[Data extracted from a collection]
● ● ●

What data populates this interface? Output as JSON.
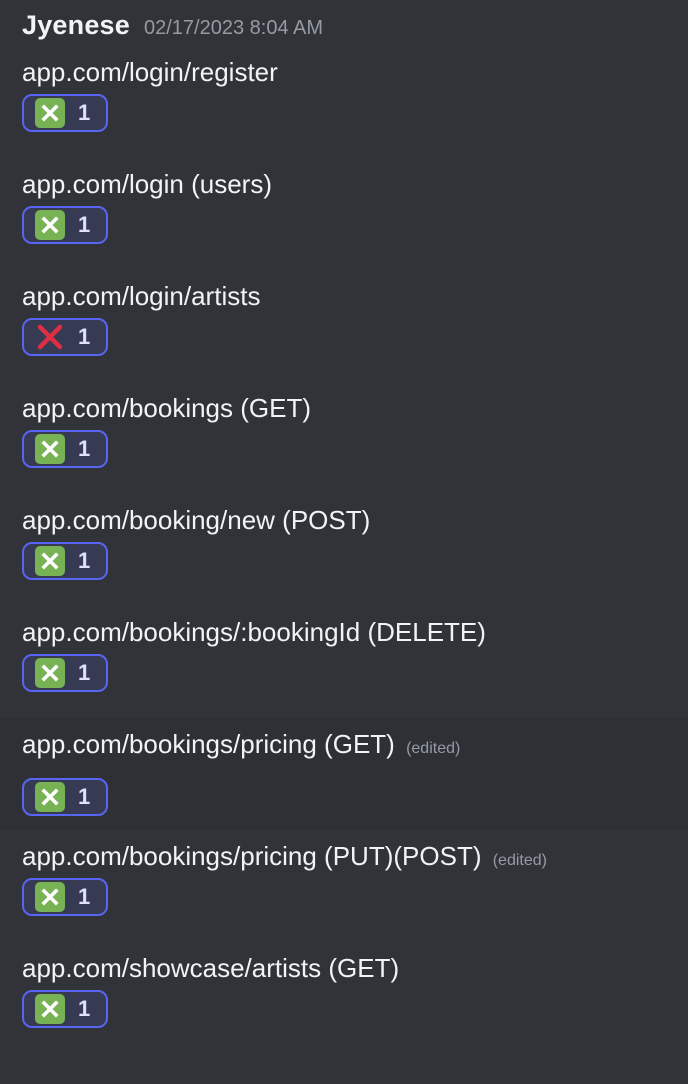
{
  "message": {
    "username": "Jyenese",
    "timestamp": "02/17/2023 8:04 AM",
    "accent_color": "#5865f2",
    "lines": [
      {
        "text": "app.com/login/register",
        "edited": "",
        "reaction": {
          "emoji": "negative-squared-cross-mark",
          "color": "#77b255",
          "count": "1"
        }
      },
      {
        "text": "app.com/login (users)",
        "edited": "",
        "reaction": {
          "emoji": "negative-squared-cross-mark",
          "color": "#77b255",
          "count": "1"
        }
      },
      {
        "text": "app.com/login/artists",
        "edited": "",
        "reaction": {
          "emoji": "cross-mark",
          "color": "#dd2e44",
          "count": "1"
        }
      },
      {
        "text": "app.com/bookings (GET)",
        "edited": "",
        "reaction": {
          "emoji": "negative-squared-cross-mark",
          "color": "#77b255",
          "count": "1"
        }
      },
      {
        "text": "app.com/booking/new (POST)",
        "edited": "",
        "reaction": {
          "emoji": "negative-squared-cross-mark",
          "color": "#77b255",
          "count": "1"
        }
      },
      {
        "text": "app.com/bookings/:bookingId (DELETE)",
        "edited": "",
        "reaction": {
          "emoji": "negative-squared-cross-mark",
          "color": "#77b255",
          "count": "1"
        }
      },
      {
        "text": "app.com/bookings/pricing (GET)",
        "edited": "(edited)",
        "reaction": {
          "emoji": "negative-squared-cross-mark",
          "color": "#77b255",
          "count": "1"
        }
      },
      {
        "text": "app.com/bookings/pricing (PUT)(POST)",
        "edited": "(edited)",
        "reaction": {
          "emoji": "negative-squared-cross-mark",
          "color": "#77b255",
          "count": "1"
        }
      },
      {
        "text": "app.com/showcase/artists (GET)",
        "edited": "",
        "reaction": {
          "emoji": "negative-squared-cross-mark",
          "color": "#77b255",
          "count": "1"
        }
      }
    ]
  }
}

● ● ●

→ **CHALLENGE**
Scan the listing above. Gather each line that contains the word "POST".

→ **TASK RESPONSE**
        "text": "app.com/booking/new (POST)",
        "text": "app.com/bookings/pricing (PUT)(POST)",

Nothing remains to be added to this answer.